TASK DESCRIPTION
Search the data below for the word "este" and copy each line that holds it.

PROVIDED ENTRIES
»»
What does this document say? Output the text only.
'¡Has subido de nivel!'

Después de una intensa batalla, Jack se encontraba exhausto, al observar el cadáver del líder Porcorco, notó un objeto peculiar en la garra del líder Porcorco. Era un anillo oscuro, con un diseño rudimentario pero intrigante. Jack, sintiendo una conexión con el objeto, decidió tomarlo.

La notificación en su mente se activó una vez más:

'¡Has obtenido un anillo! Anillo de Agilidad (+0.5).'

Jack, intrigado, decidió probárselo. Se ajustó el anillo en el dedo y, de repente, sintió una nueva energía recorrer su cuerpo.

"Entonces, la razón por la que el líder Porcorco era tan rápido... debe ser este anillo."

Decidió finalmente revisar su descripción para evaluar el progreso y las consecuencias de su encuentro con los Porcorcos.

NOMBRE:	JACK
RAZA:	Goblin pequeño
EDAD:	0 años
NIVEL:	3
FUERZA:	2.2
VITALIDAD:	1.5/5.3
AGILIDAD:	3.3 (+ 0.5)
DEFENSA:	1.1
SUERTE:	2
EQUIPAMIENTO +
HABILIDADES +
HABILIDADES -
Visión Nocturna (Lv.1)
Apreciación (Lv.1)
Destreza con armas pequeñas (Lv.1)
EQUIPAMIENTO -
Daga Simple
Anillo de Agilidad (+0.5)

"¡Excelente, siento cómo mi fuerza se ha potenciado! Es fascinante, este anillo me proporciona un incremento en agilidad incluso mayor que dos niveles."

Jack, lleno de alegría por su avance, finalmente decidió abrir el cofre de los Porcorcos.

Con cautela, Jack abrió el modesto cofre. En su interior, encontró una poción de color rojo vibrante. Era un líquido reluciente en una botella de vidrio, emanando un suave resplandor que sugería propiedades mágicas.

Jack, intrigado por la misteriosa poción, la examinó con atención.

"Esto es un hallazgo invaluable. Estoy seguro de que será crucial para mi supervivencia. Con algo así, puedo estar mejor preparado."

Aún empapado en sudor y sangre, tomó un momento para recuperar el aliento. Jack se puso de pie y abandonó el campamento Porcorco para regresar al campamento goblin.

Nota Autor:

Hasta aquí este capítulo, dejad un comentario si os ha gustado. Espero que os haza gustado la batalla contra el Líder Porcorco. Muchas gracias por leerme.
««
EXERCISE OUTPUT
"Entonces, la razón por la que el líder Porcorco era tan rápido... debe ser este anillo."
"¡Excelente, siento cómo mi fuerza se ha potenciado! Es fascinante, este anillo me proporciona un incremento en agilidad incluso mayor que dos niveles."
Hasta aquí este capítulo, dejad un comentario si os ha gustado. Espero que os haza gustado la batalla contra el Líder Porcorco. Muchas gracias por leerme.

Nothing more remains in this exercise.